Short exercise ▸ Every record should be repeated exactly, except that pictures are left out.

Recorded data
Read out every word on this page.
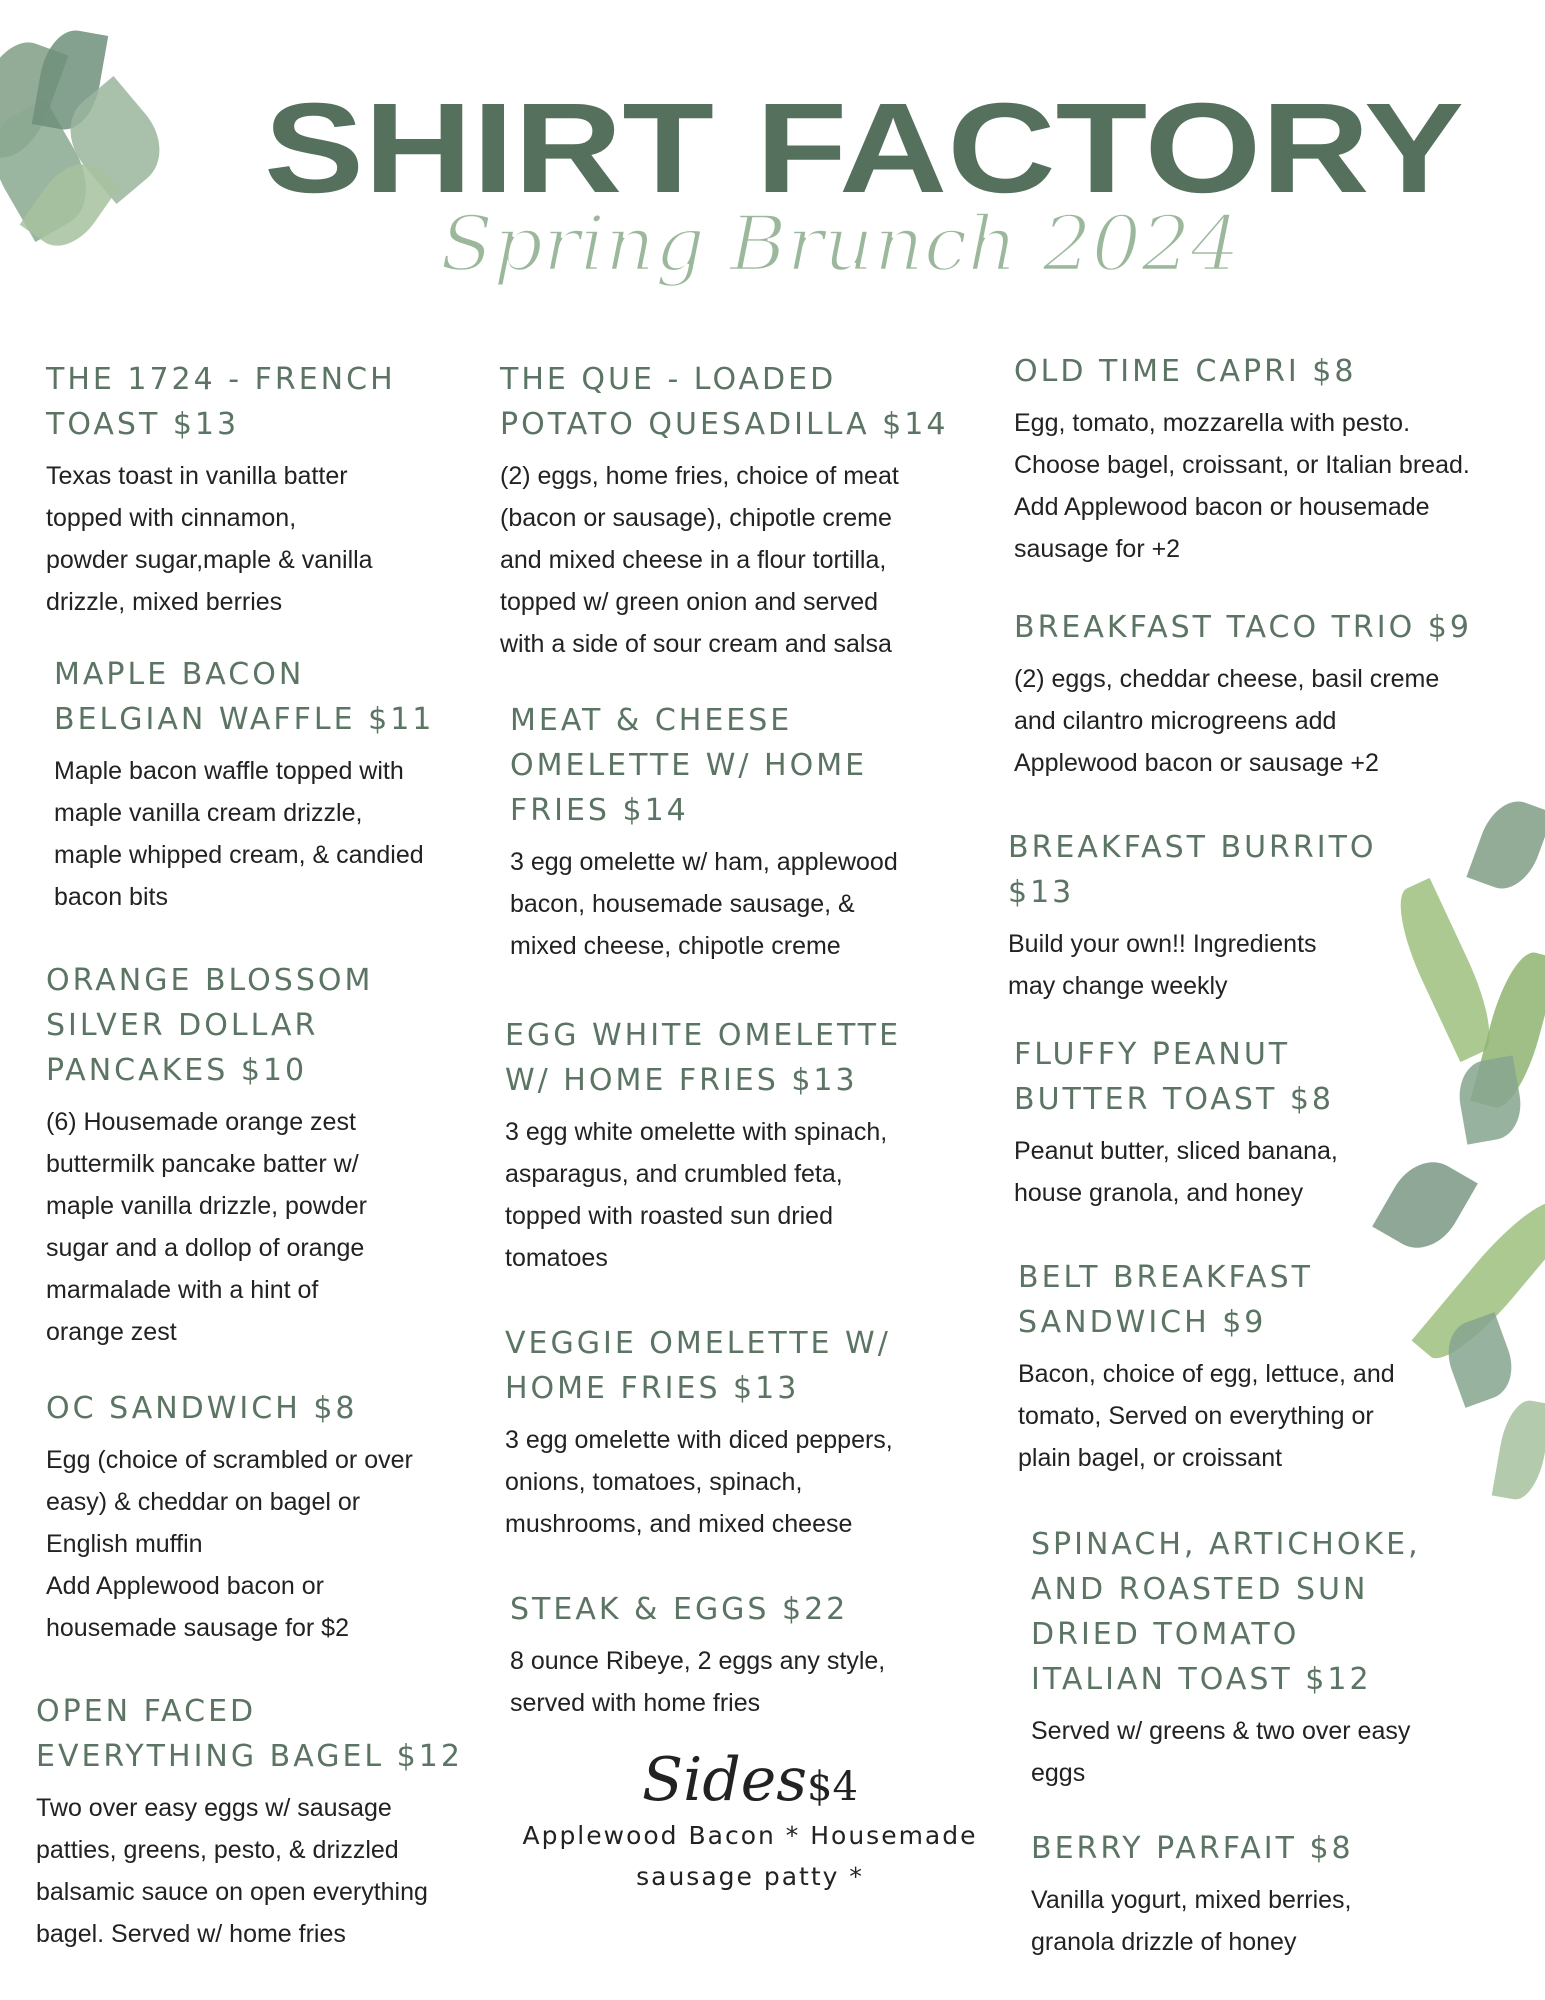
SHIRT FACTORY
Spring Brunch 2024
THE 1724 - FRENCH
TOAST $13
Texas toast in vanilla batter
topped with cinnamon,
powder sugar,maple & vanilla
drizzle, mixed berries
MAPLE BACON
BELGIAN WAFFLE $11
Maple bacon waffle topped with
maple vanilla cream drizzle,
maple whipped cream, & candied
bacon bits
ORANGE BLOSSOM
SILVER DOLLAR
PANCAKES $10
(6) Housemade orange zest
buttermilk pancake batter w/
maple vanilla drizzle, powder
sugar and a dollop of orange
marmalade with a hint of
orange zest
OC SANDWICH $8
Egg (choice of scrambled or over
easy) & cheddar on bagel or
English muffin
Add Applewood bacon or
housemade sausage for $2
OPEN FACED
EVERYTHING BAGEL $12
Two over easy eggs w/ sausage
patties, greens, pesto, & drizzled
balsamic sauce on open everything
bagel. Served w/ home fries
THE QUE - LOADED
POTATO QUESADILLA $14
(2) eggs, home fries, choice of meat
(bacon or sausage), chipotle creme
and mixed cheese in a flour tortilla,
topped w/ green onion and served
with a side of sour cream and salsa
MEAT & CHEESE
OMELETTE W/ HOME
FRIES $14
3 egg omelette w/ ham, applewood
bacon, housemade sausage, &
mixed cheese, chipotle creme
EGG WHITE OMELETTE
W/ HOME FRIES $13
3 egg white omelette with spinach,
asparagus, and crumbled feta,
topped with roasted sun dried
tomatoes
VEGGIE OMELETTE W/
HOME FRIES $13
3 egg omelette with diced peppers,
onions, tomatoes, spinach,
mushrooms, and mixed cheese
STEAK & EGGS $22
8 ounce Ribeye, 2 eggs any style,
served with home fries
OLD TIME CAPRI $8
Egg, tomato, mozzarella with pesto.
Choose bagel, croissant, or Italian bread.
Add Applewood bacon or housemade
sausage for +2
BREAKFAST TACO TRIO $9
(2) eggs, cheddar cheese, basil creme
and cilantro microgreens add
Applewood bacon or sausage +2
BREAKFAST BURRITO
$13
Build your own!! Ingredients
may change weekly
FLUFFY PEANUT
BUTTER TOAST $8
Peanut butter, sliced banana,
house granola, and honey
BELT BREAKFAST
SANDWICH $9
Bacon, choice of egg, lettuce, and
tomato, Served on everything or
plain bagel, or croissant
SPINACH, ARTICHOKE,
AND ROASTED SUN
DRIED TOMATO
ITALIAN TOAST $12
Served w/ greens & two over easy
eggs
BERRY PARFAIT $8
Vanilla yogurt, mixed berries,
granola drizzle of honey
Sides$4
Applewood Bacon * Housemade
sausage patty *
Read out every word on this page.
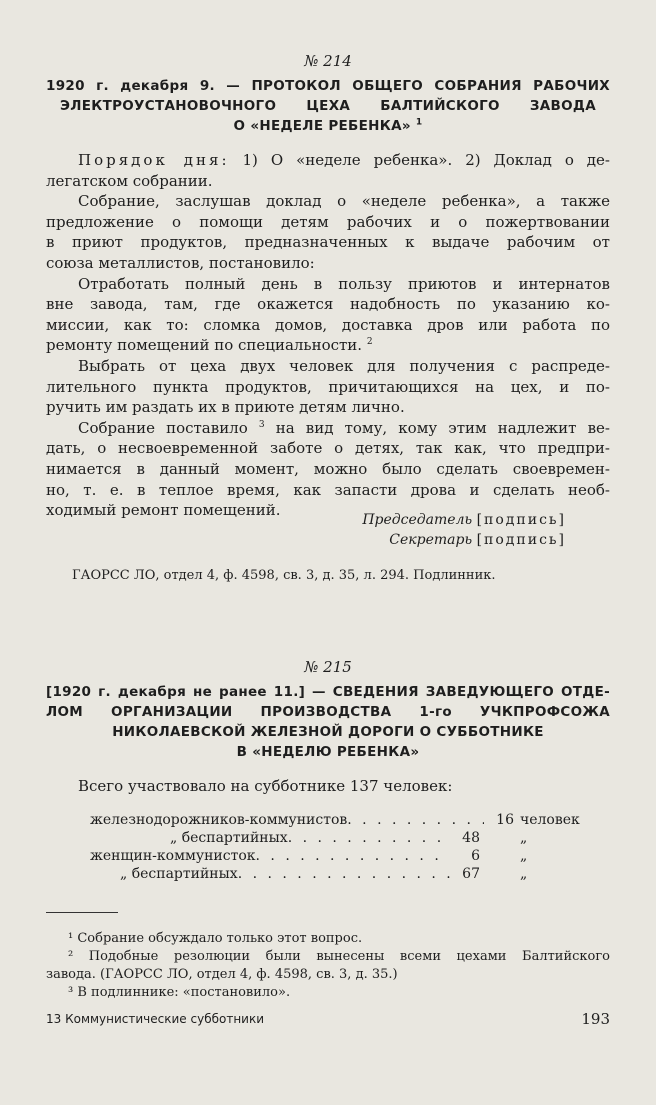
№ 214
1920 г. декабря 9. — ПРОТОКОЛ ОБЩЕГО СОБРАНИЯ РАБОЧИХ
ЭЛЕКТРОУСТАНОВОЧНОГО ЦЕХА БАЛТИЙСКОГО ЗАВОДА
О «НЕДЕЛЕ РЕБЕНКА» $^1$
Порядок дня: 1) О «неделе ребенка». 2) Доклад о де-
легатском собрании.
Собрание, заслушав доклад о «неделе ребенка», а также
предложение о помощи детям рабочих и о пожертвовании
в приют продуктов, предназначенных к выдаче рабочим от
союза металлистов, постановило:
Отработать полный день в пользу приютов и интернатов
вне завода, там, где окажется надобность по указанию ко-
миссии, как то: сломка домов, доставка дров или работа по
ремонту помещений по специальности. $^2$
Выбрать от цеха двух человек для получения с распреде-
лительного пункта продуктов, причитающихся на цех, и по-
ручить им раздать их в приюте детям лично.
Собрание поставило $^3$ на вид тому, кому этим надлежит ве-
дать, о несвоевременной заботе о детях, так как, что предпри-
нимается в данный момент, можно было сделать своевремен-
но, т. е. в теплое время, как запасти дрова и сделать необ-
ходимый ремонт помещений.
Председатель [подпись]
Секретарь [подпись]
ГАОРСС ЛО, отдел 4, ф. 4598, св. 3, д. 35, л. 294. Подлинник.
№ 215
[1920 г. декабря не ранее 11.] — СВЕДЕНИЯ ЗАВЕДУЮЩЕГО ОТДЕ-
ЛОМ ОРГАНИЗАЦИИ ПРОИЗВОДСТВА 1-го УЧКПРОФСОЖА
НИКОЛАЕВСКОЙ ЖЕЛЕЗНОЙ ДОРОГИ О СУББОТНИКЕ
В «НЕДЕЛЮ РЕБЕНКА»
Всего участвовало на субботнике 137 человек:
железнодорожников-коммунистов . . .	16 человек
„ беспартийных . . .	48	„
женщин-коммунисток . . .	6	„
„ беспартийных . . .	67	„
¹ Собрание обсуждало только этот вопрос.
² Подобные резолюции были вынесены всеми цехами Балтийского
завода. (ГАОРСС ЛО, отдел 4, ф. 4598, св. 3, д. 35.)
³ В подлиннике: «постановило».
13 Коммунистические субботники	193
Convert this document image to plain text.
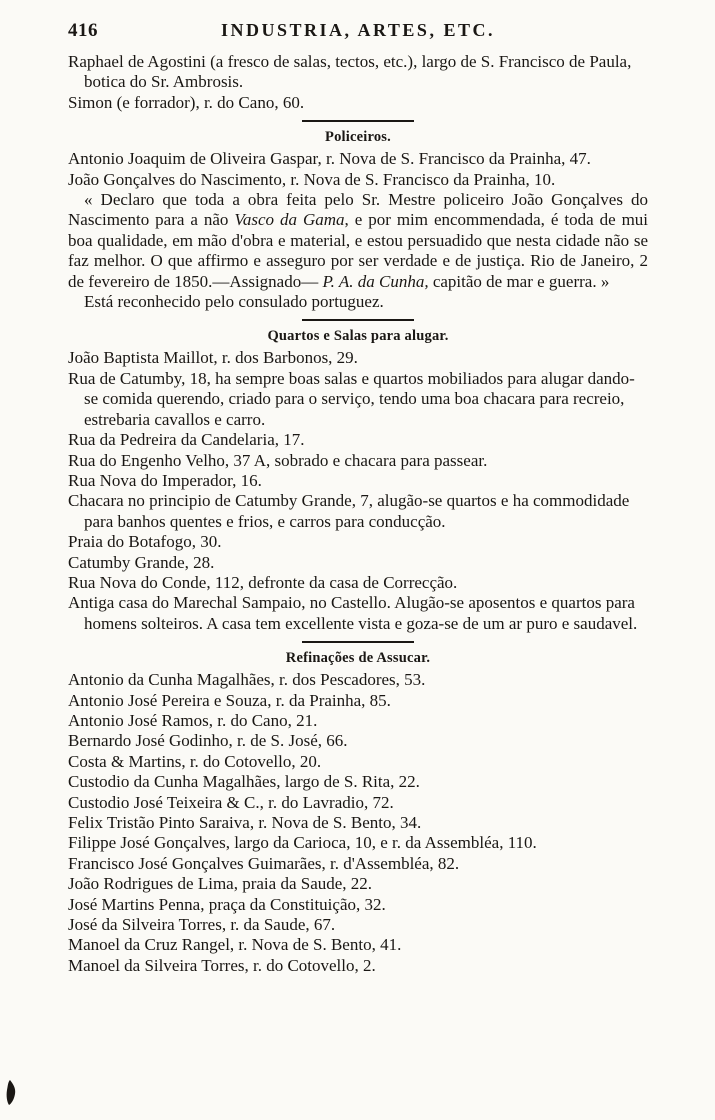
416	INDUSTRIA, ARTES, ETC.
Raphael de Agostini (a fresco de salas, tectos, etc.), largo de S. Francisco de Paula, botica do Sr. Ambrosis.
Simon (e forrador), r. do Cano, 60.
Policeiros.
Antonio Joaquim de Oliveira Gaspar, r. Nova de S. Francisco da Prainha, 47.
João Gonçalves do Nascimento, r. Nova de S. Francisco da Prainha, 10.
« Declaro que toda a obra feita pelo Sr. Mestre policeiro João Gonçalves do Nascimento para a não Vasco da Gama, e por mim encommendada, é toda de mui boa qualidade, em mão d'obra e material, e estou persuadido que nesta cidade não se faz melhor. O que affirmo e asseguro por ser verdade e de justiça. Rio de Janeiro, 2 de fevereiro de 1850.—Assignado— P. A. da Cunha, capitão de mar e guerra. »
Está reconhecido pelo consulado portuguez.
Quartos e Salas para alugar.
João Baptista Maillot, r. dos Barbonos, 29.
Rua de Catumby, 18, ha sempre boas salas e quartos mobiliados para alugar dando-se comida querendo, criado para o serviço, tendo uma boa chacara para recreio, estrebaria cavallos e carro.
Rua da Pedreira da Candelaria, 17.
Rua do Engenho Velho, 37 A, sobrado e chacara para passear.
Rua Nova do Imperador, 16.
Chacara no principio de Catumby Grande, 7, alugão-se quartos e ha commodidade para banhos quentes e frios, e carros para conducção.
Praia do Botafogo, 30.
Catumby Grande, 28.
Rua Nova do Conde, 112, defronte da casa de Correcção.
Antiga casa do Marechal Sampaio, no Castello. Alugão-se aposentos e quartos para homens solteiros. A casa tem excellente vista e goza-se de um ar puro e saudavel.
Refinações de Assucar.
Antonio da Cunha Magalhães, r. dos Pescadores, 53.
Antonio José Pereira e Souza, r. da Prainha, 85.
Antonio José Ramos, r. do Cano, 21.
Bernardo José Godinho, r. de S. José, 66.
Costa & Martins, r. do Cotovello, 20.
Custodio da Cunha Magalhães, largo de S. Rita, 22.
Custodio José Teixeira & C., r. do Lavradio, 72.
Felix Tristão Pinto Saraiva, r. Nova de S. Bento, 34.
Filippe José Gonçalves, largo da Carioca, 10, e r. da Assembléa, 110.
Francisco José Gonçalves Guimarães, r. d'Assembléa, 82.
João Rodrigues de Lima, praia da Saude, 22.
José Martins Penna, praça da Constituição, 32.
José da Silveira Torres, r. da Saude, 67.
Manoel da Cruz Rangel, r. Nova de S. Bento, 41.
Manoel da Silveira Torres, r. do Cotovello, 2.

Response for this exercise ▸
Read out every word on this page.
SHIRT FACTORY
Spring Brunch 2024
THE 1724 - FRENCH
TOAST $13
Texas toast in vanilla batter
topped with cinnamon,
powder sugar,maple & vanilla
drizzle, mixed berries
MAPLE BACON
BELGIAN WAFFLE $11
Maple bacon waffle topped with
maple vanilla cream drizzle,
maple whipped cream, & candied
bacon bits
ORANGE BLOSSOM
SILVER DOLLAR
PANCAKES $10
(6) Housemade orange zest
buttermilk pancake batter w/
maple vanilla drizzle, powder
sugar and a dollop of orange
marmalade with a hint of
orange zest
OC SANDWICH $8
Egg (choice of scrambled or over
easy) & cheddar on bagel or
English muffin
Add Applewood bacon or
housemade sausage for $2
OPEN FACED
EVERYTHING BAGEL $12
Two over easy eggs w/ sausage
patties, greens, pesto, & drizzled
balsamic sauce on open everything
bagel. Served w/ home fries
THE QUE - LOADED
POTATO QUESADILLA $14
(2) eggs, home fries, choice of meat
(bacon or sausage), chipotle creme
and mixed cheese in a flour tortilla,
topped w/ green onion and served
with a side of sour cream and salsa
MEAT & CHEESE
OMELETTE W/ HOME
FRIES $14
3 egg omelette w/ ham, applewood
bacon, housemade sausage, &
mixed cheese, chipotle creme
EGG WHITE OMELETTE
W/ HOME FRIES $13
3 egg white omelette with spinach,
asparagus, and crumbled feta,
topped with roasted sun dried
tomatoes
VEGGIE OMELETTE W/
HOME FRIES $13
3 egg omelette with diced peppers,
onions, tomatoes, spinach,
mushrooms, and mixed cheese
STEAK & EGGS $22
8 ounce Ribeye, 2 eggs any style,
served with home fries
OLD TIME CAPRI $8
Egg, tomato, mozzarella with pesto.
Choose bagel, croissant, or Italian bread.
Add Applewood bacon or housemade
sausage for +2
BREAKFAST TACO TRIO $9
(2) eggs, cheddar cheese, basil creme
and cilantro microgreens add
Applewood bacon or sausage +2
BREAKFAST BURRITO
$13
Build your own!! Ingredients
may change weekly
FLUFFY PEANUT
BUTTER TOAST $8
Peanut butter, sliced banana,
house granola, and honey
BELT BREAKFAST
SANDWICH $9
Bacon, choice of egg, lettuce, and
tomato, Served on everything or
plain bagel, or croissant
SPINACH, ARTICHOKE,
AND ROASTED SUN
DRIED TOMATO
ITALIAN TOAST $12
Served w/ greens & two over easy
eggs
BERRY PARFAIT $8
Vanilla yogurt, mixed berries,
granola drizzle of honey
Sides$4
Applewood Bacon * Housemade
sausage patty *
Read out every word on this page.
№ 214
1920 г. декабря 9. — ПРОТОКОЛ ОБЩЕГО СОБРАНИЯ РАБОЧИХ
ЭЛЕКТРОУСТАНОВОЧНОГО ЦЕХА БАЛТИЙСКОГО ЗАВОДА
О «НЕДЕЛЕ РЕБЕНКА» $^1$
Порядок дня: 1) О «неделе ребенка». 2) Доклад о де-
легатском собрании.
Собрание, заслушав доклад о «неделе ребенка», а также
предложение о помощи детям рабочих и о пожертвовании
в приют продуктов, предназначенных к выдаче рабочим от
союза металлистов, постановило:
Отработать полный день в пользу приютов и интернатов
вне завода, там, где окажется надобность по указанию ко-
миссии, как то: сломка домов, доставка дров или работа по
ремонту помещений по специальности. $^2$
Выбрать от цеха двух человек для получения с распреде-
лительного пункта продуктов, причитающихся на цех, и по-
ручить им раздать их в приюте детям лично.
Собрание поставило $^3$ на вид тому, кому этим надлежит ве-
дать, о несвоевременной заботе о детях, так как, что предпри-
нимается в данный момент, можно было сделать своевремен-
но, т. е. в теплое время, как запасти дрова и сделать необ-
ходимый ремонт помещений.
Председатель [подпись]
Секретарь [подпись]
ГАОРСС ЛО, отдел 4, ф. 4598, св. 3, д. 35, л. 294. Подлинник.
№ 215
[1920 г. декабря не ранее 11.] — СВЕДЕНИЯ ЗАВЕДУЮЩЕГО ОТДЕ-
ЛОМ ОРГАНИЗАЦИИ ПРОИЗВОДСТВА 1-го УЧКПРОФСОЖА
НИКОЛАЕВСКОЙ ЖЕЛЕЗНОЙ ДОРОГИ О СУББОТНИКЕ
В «НЕДЕЛЮ РЕБЕНКА»
Всего участвовало на субботнике 137 человек:
железнодорожников-коммунистов . . .	16 человек
„ беспартийных . . .	48	„
женщин-коммунисток . . .	6	„
„ беспартийных . . .	67	„
¹ Собрание обсуждало только этот вопрос.
² Подобные резолюции были вынесены всеми цехами Балтийского
завода. (ГАОРСС ЛО, отдел 4, ф. 4598, св. 3, д. 35.)
³ В подлиннике: «постановило».
13 Коммунистические субботники	193
Convert this document image to plain text.
416	INDUSTRIA, ARTES, ETC.
Raphael de Agostini (a fresco de salas, tectos, etc.), largo de S. Francisco de Paula, botica do Sr. Ambrosis.
Simon (e forrador), r. do Cano, 60.
Policeiros.
Antonio Joaquim de Oliveira Gaspar, r. Nova de S. Francisco da Prainha, 47.
João Gonçalves do Nascimento, r. Nova de S. Francisco da Prainha, 10.
« Declaro que toda a obra feita pelo Sr. Mestre policeiro João Gonçalves do Nascimento para a não Vasco da Gama, e por mim encommendada, é toda de mui boa qualidade, em mão d'obra e material, e estou persuadido que nesta cidade não se faz melhor. O que affirmo e asseguro por ser verdade e de justiça. Rio de Janeiro, 2 de fevereiro de 1850.—Assignado— P. A. da Cunha, capitão de mar e guerra. »
Está reconhecido pelo consulado portuguez.
Quartos e Salas para alugar.
João Baptista Maillot, r. dos Barbonos, 29.
Rua de Catumby, 18, ha sempre boas salas e quartos mobiliados para alugar dando-se comida querendo, criado para o serviço, tendo uma boa chacara para recreio, estrebaria cavallos e carro.
Rua da Pedreira da Candelaria, 17.
Rua do Engenho Velho, 37 A, sobrado e chacara para passear.
Rua Nova do Imperador, 16.
Chacara no principio de Catumby Grande, 7, alugão-se quartos e ha commodidade para banhos quentes e frios, e carros para conducção.
Praia do Botafogo, 30.
Catumby Grande, 28.
Rua Nova do Conde, 112, defronte da casa de Correcção.
Antiga casa do Marechal Sampaio, no Castello. Alugão-se aposentos e quartos para homens solteiros. A casa tem excellente vista e goza-se de um ar puro e saudavel.
Refinações de Assucar.
Antonio da Cunha Magalhães, r. dos Pescadores, 53.
Antonio José Pereira e Souza, r. da Prainha, 85.
Antonio José Ramos, r. do Cano, 21.
Bernardo José Godinho, r. de S. José, 66.
Costa & Martins, r. do Cotovello, 20.
Custodio da Cunha Magalhães, largo de S. Rita, 22.
Custodio José Teixeira & C., r. do Lavradio, 72.
Felix Tristão Pinto Saraiva, r. Nova de S. Bento, 34.
Filippe José Gonçalves, largo da Carioca, 10, e r. da Assembléa, 110.
Francisco José Gonçalves Guimarães, r. d'Assembléa, 82.
João Rodrigues de Lima, praia da Saude, 22.
José Martins Penna, praça da Constituição, 32.
José da Silveira Torres, r. da Saude, 67.
Manoel da Cruz Rangel, r. Nova de S. Bento, 41.
Manoel da Silveira Torres, r. do Cotovello, 2.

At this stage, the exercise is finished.